**Entries supplied**
━━━━━━

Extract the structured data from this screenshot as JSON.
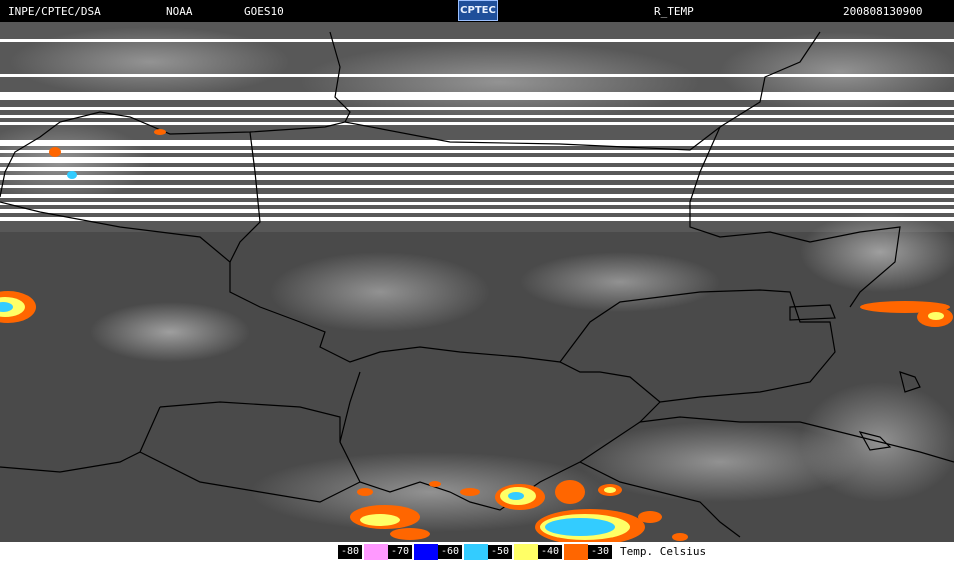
{
  "header": {
    "source": "INPE/CPTEC/DSA",
    "agency": "NOAA",
    "satellite": "GOES10",
    "logo": "CPTEC",
    "product": "R_TEMP",
    "timestamp": "200808130900"
  },
  "legend": {
    "title": "Temp. Celsius",
    "stops": [
      {
        "label": "-80",
        "color": "#ff99ff"
      },
      {
        "label": "-70",
        "color": "#0000ff"
      },
      {
        "label": "-60",
        "color": "#33ccff"
      },
      {
        "label": "-50",
        "color": "#ffff66"
      },
      {
        "label": "-40",
        "color": "#ff6600"
      },
      {
        "label": "-30",
        "color": "#000000"
      }
    ]
  },
  "colors": {
    "background_cloud": "#4b4b4b",
    "border_line": "#000000",
    "scan_gap": "#ffffff"
  }
}
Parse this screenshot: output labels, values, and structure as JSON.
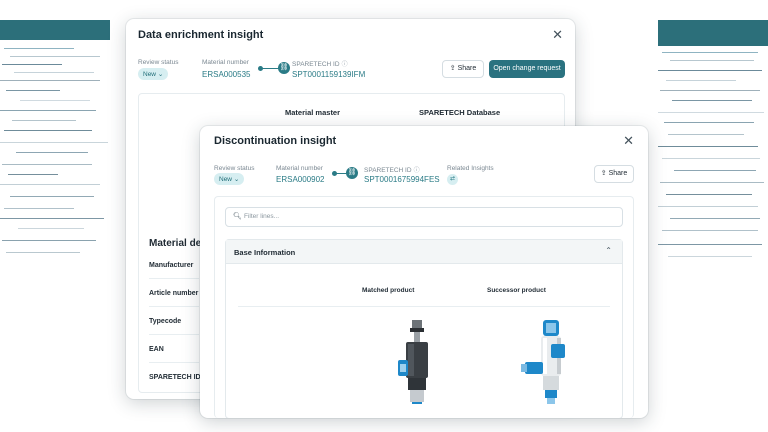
{
  "background": {
    "accent": "#2c6f7a"
  },
  "back_window": {
    "title": "Data enrichment insight",
    "review_status_label": "Review status",
    "review_status_value": "New",
    "material_number_label": "Material number",
    "material_number_value": "ERSA000535",
    "sparetech_id_label": "SPARETECH ID",
    "sparetech_id_value": "SPT0001159139IFM",
    "share_label": "Share",
    "open_change_request_label": "Open change request",
    "col_material_master": "Material master",
    "col_sparetech_database": "SPARETECH Database",
    "section_title": "Material deta",
    "rows": [
      "Manufacturer",
      "Article number",
      "Typecode",
      "EAN",
      "SPARETECH ID"
    ]
  },
  "front_window": {
    "title": "Discontinuation insight",
    "review_status_label": "Review status",
    "review_status_value": "New",
    "material_number_label": "Material number",
    "material_number_value": "ERSA000902",
    "sparetech_id_label": "SPARETECH ID",
    "sparetech_id_value": "SPT0001675994FES",
    "related_insights_label": "Related Insights",
    "share_label": "Share",
    "filter_placeholder": "Filter lines...",
    "accordion_title": "Base Information",
    "col_matched_product": "Matched product",
    "col_successor_product": "Successor product"
  },
  "icons": {
    "close": "close-icon",
    "share": "share-icon",
    "search": "search-icon",
    "chevron": "chevron-up-icon",
    "link": "link-icon",
    "info": "info-icon",
    "related": "related-insights-icon"
  }
}
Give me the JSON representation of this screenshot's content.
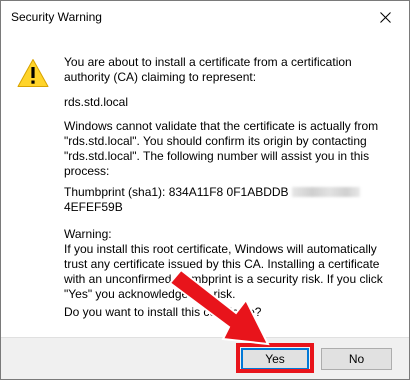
{
  "window": {
    "title": "Security Warning",
    "close_icon": "close-icon"
  },
  "message": {
    "intro": "You are about to install a certificate from a certification authority (CA) claiming to represent:",
    "host": "rds.std.local",
    "validation": "Windows cannot validate that the certificate is actually from \"rds.std.local\". You should confirm its origin by contacting \"rds.std.local\". The following number will assist you in this process:",
    "thumbprint_label": "Thumbprint (sha1): 834A11F8 0F1ABDDB",
    "thumbprint_end": "4EFEF59B",
    "warning_title": "Warning:",
    "warning_text": "If you install this root certificate, Windows will automatically trust any certificate issued by this CA. Installing a certificate with an unconfirmed thumbprint is a security risk. If you click \"Yes\" you acknowledge this risk.",
    "question": "Do you want to install this certificate?"
  },
  "buttons": {
    "yes": "Yes",
    "no": "No"
  },
  "colors": {
    "warning_icon_fill": "#ffd42a",
    "annotation_red": "#e8141b",
    "default_button_border": "#0078d7"
  }
}
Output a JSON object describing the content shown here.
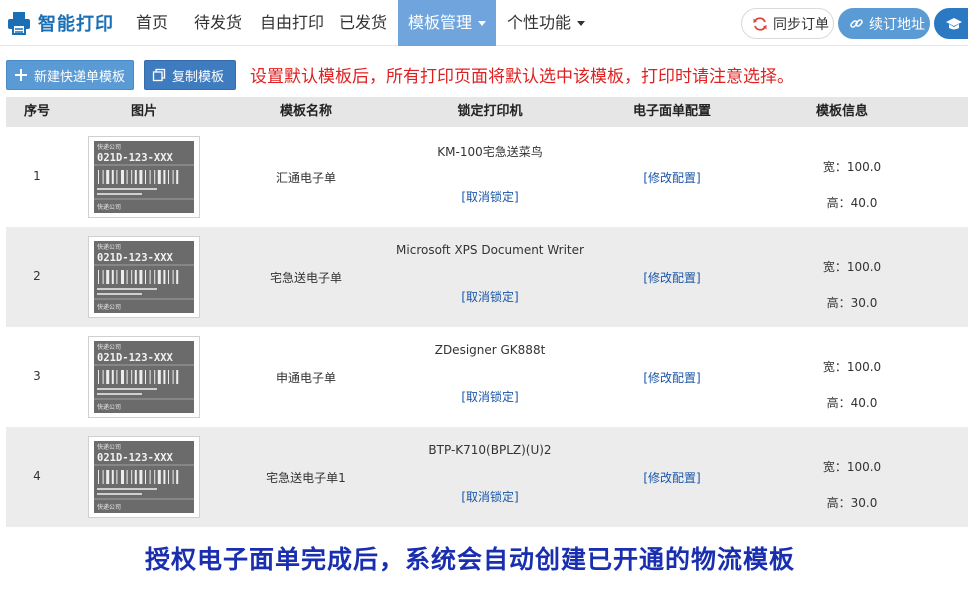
{
  "brand": {
    "title": "智能打印",
    "icon": "printer-icon",
    "color": "#1a6fb5"
  },
  "nav": {
    "items": [
      {
        "label": "首页"
      },
      {
        "label": "待发货"
      },
      {
        "label": "自由打印"
      },
      {
        "label": "已发货"
      },
      {
        "label": "模板管理",
        "active": true,
        "dropdown": true
      },
      {
        "label": "个性功能",
        "dropdown": true
      }
    ],
    "active_color": "#6fa4dc"
  },
  "header_buttons": {
    "sync": {
      "label": "同步订单",
      "icon": "refresh-icon"
    },
    "renew": {
      "label": "续订地址",
      "icon": "link-icon"
    },
    "education": {
      "icon": "graduation-cap-icon"
    }
  },
  "toolbar": {
    "new_label": "新建快递单模板",
    "copy_label": "复制模板",
    "notice": "设置默认模板后，所有打印页面将默认选中该模板，打印时请注意选择。"
  },
  "table": {
    "headers": [
      "序号",
      "图片",
      "模板名称",
      "锁定打印机",
      "电子面单配置",
      "模板信息"
    ],
    "rows": [
      {
        "no": "1",
        "name": "汇通电子单",
        "printer": "KM-100宅急送菜鸟",
        "unlock": "[取消锁定]",
        "config": "[修改配置]",
        "width": "宽：100.0",
        "height": "高：40.0"
      },
      {
        "no": "2",
        "name": "宅急送电子单",
        "printer": "Microsoft XPS Document Writer",
        "unlock": "[取消锁定]",
        "config": "[修改配置]",
        "width": "宽：100.0",
        "height": "高：30.0"
      },
      {
        "no": "3",
        "name": "申通电子单",
        "printer": "ZDesigner GK888t",
        "unlock": "[取消锁定]",
        "config": "[修改配置]",
        "width": "宽：100.0",
        "height": "高：40.0"
      },
      {
        "no": "4",
        "name": "宅急送电子单1",
        "printer": "BTP-K710(BPLZ)(U)2",
        "unlock": "[取消锁定]",
        "config": "[修改配置]",
        "width": "宽：100.0",
        "height": "高：30.0"
      }
    ],
    "thumb": {
      "company": "快递公司",
      "code": "021D-123-XXX",
      "footer": "快递公司"
    }
  },
  "caption": "授权电子面单完成后，系统会自动创建已开通的物流模板"
}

━━━━━━

**Task statement**
Gather up every line in the data above that contains the word "close", copying each one.

**Result of the exercise**
    "close": "close-icon",
    "close_icon": "close-icon"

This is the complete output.